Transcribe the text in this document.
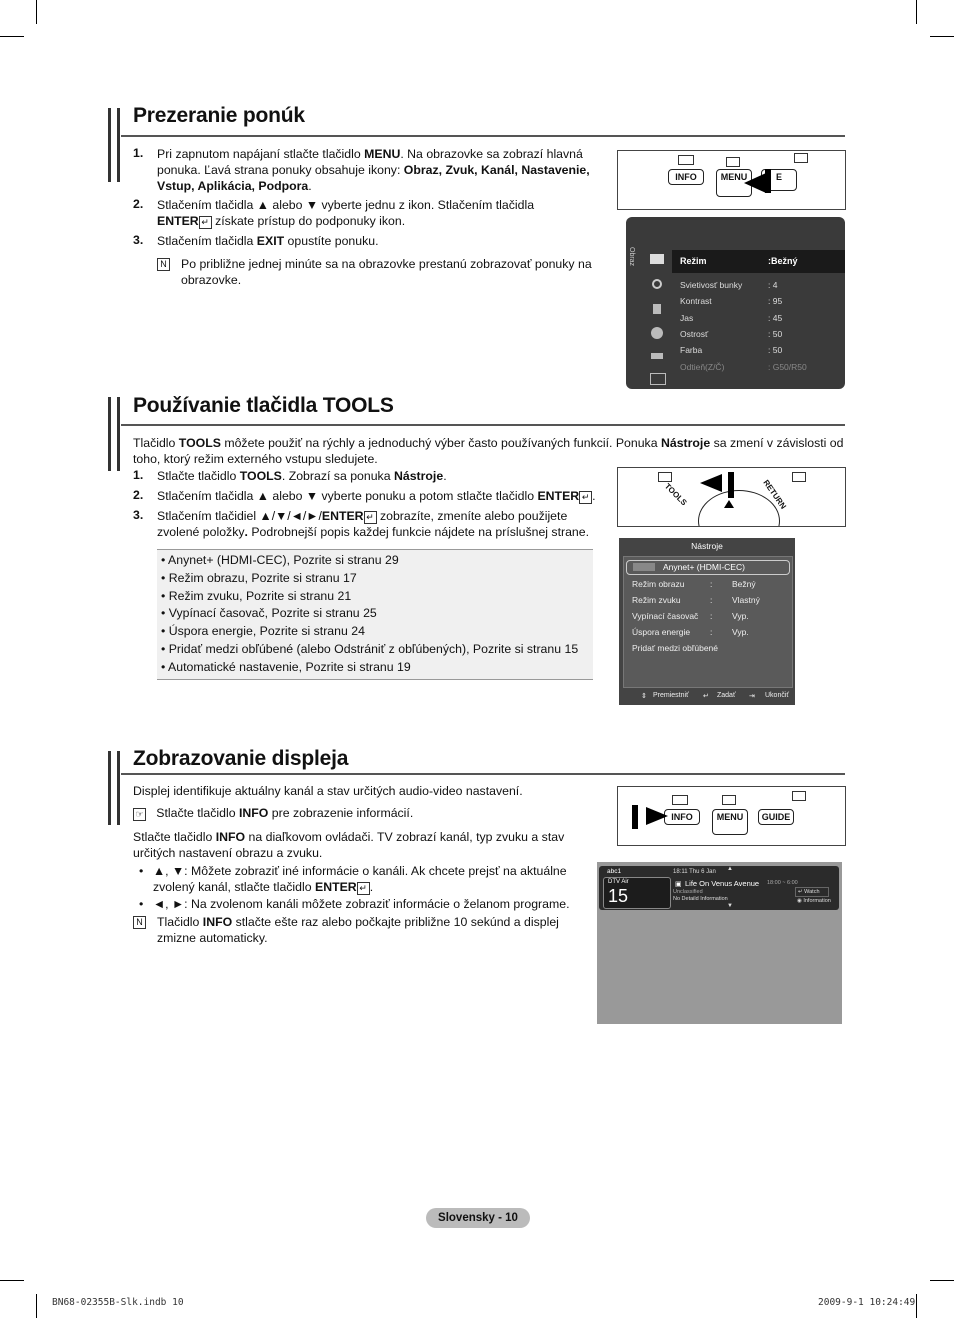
Prezeranie ponúk
1. Pri zapnutom napájaní stlačte tlačidlo MENU. Na obrazovke sa zobrazí hlavná
ponuka. Ľavá strana ponuky obsahuje ikony: Obraz, Zvuk, Kanál, Nastavenie,
Vstup, Aplikácia, Podpora.
2. Stlačením tlačidla ▲ alebo ▼ vyberte jednu z ikon. Stlačením tlačidla
ENTER ↵ získate prístup do podponuky ikon.
3. Stlačením tlačidla EXIT opustíte ponuku.
N Po približne jednej minúte sa na obrazovke prestanú zobrazovať ponuky na
obrazovke.
INFO	MENU	E
Obraz	Režim	:Bežný
Svietivosť bunky	: 4
Kontrast	: 95
Jas	: 45
Ostrosť	: 50
Farba	: 50
Odtieň(Z/Č)	: G50/R50
Používanie tlačidla TOOLS
Tlačidlo TOOLS môžete použiť na rýchly a jednoduchý výber často používaných funkcií. Ponuka Nástroje sa zmení v závislosti od
toho, ktorý režim externého vstupu sledujete.
1. Stlačte tlačidlo TOOLS. Zobrazí sa ponuka Nástroje.
2. Stlačením tlačidla ▲ alebo ▼ vyberte ponuku a potom stlačte tlačidlo ENTER ↵ .
3. Stlačením tlačidiel ▲/▼/◄/►/ENTER ↵ zobrazíte, zmeníte alebo použijete
zvolené položky. Podrobnejší popis každej funkcie nájdete na príslušnej strane.
• Anynet+ (HDMI-CEC), Pozrite si stranu 29
• Režim obrazu, Pozrite si stranu 17
• Režim zvuku, Pozrite si stranu 21
• Vypínací časovač, Pozrite si stranu 25
• Úspora energie, Pozrite si stranu 24
• Pridať medzi obľúbené (alebo Odstrániť z obľúbených), Pozrite si stranu 15
• Automatické nastavenie, Pozrite si stranu 19
TOOLS	RETURN
Nástroje
Anynet+ (HDMI-CEC)
Režim obrazu	: Bežný
Režim zvuku	: Vlastný
Vypínací časovač : Vyp.
Úspora energie : Vyp.
Pridať medzi obľúbené
⇕ Premiestniť ↵ Zadať ⇥ Ukončiť
Zobrazovanie displeja
Displej identifikuje aktuálny kanál a stav určitých audio-video nastavení.
☞ Stlačte tlačidlo INFO pre zobrazenie informácií.
Stlačte tlačidlo INFO na diaľkovom ovládači. TV zobrazí kanál, typ zvuku a stav
určitých nastavení obrazu a zvuku.
• ▲, ▼: Môžete zobraziť iné informácie o kanáli. Ak chcete prejsť na aktuálne
zvolený kanál, stlačte tlačidlo ENTER ↵ .
• ◄, ►: Na zvolenom kanáli môžete zobraziť informácie o želanom programe.
N Tlačidlo INFO stlačte ešte raz alebo počkajte približne 10 sekúnd a displej
zmizne automaticky.
INFO	MENU	GUIDE
abc1
DTV Air
15
18:11 Thu 6 Jan ▲
▣ Life On Venus Avenue 18:00 ~ 6:00
Unclassified
No Detaild Information
▼
↵ Watch
◉ Information
Slovensky - 10
BN68-02355B-Slk.indb 10	2009-9-1 10:24:49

-- -- --

_YOUR TASK_
Provide only the number of lines in the entries that hold the word "Bežný".

_RESPONSE FOR THIS EXERCISE_
2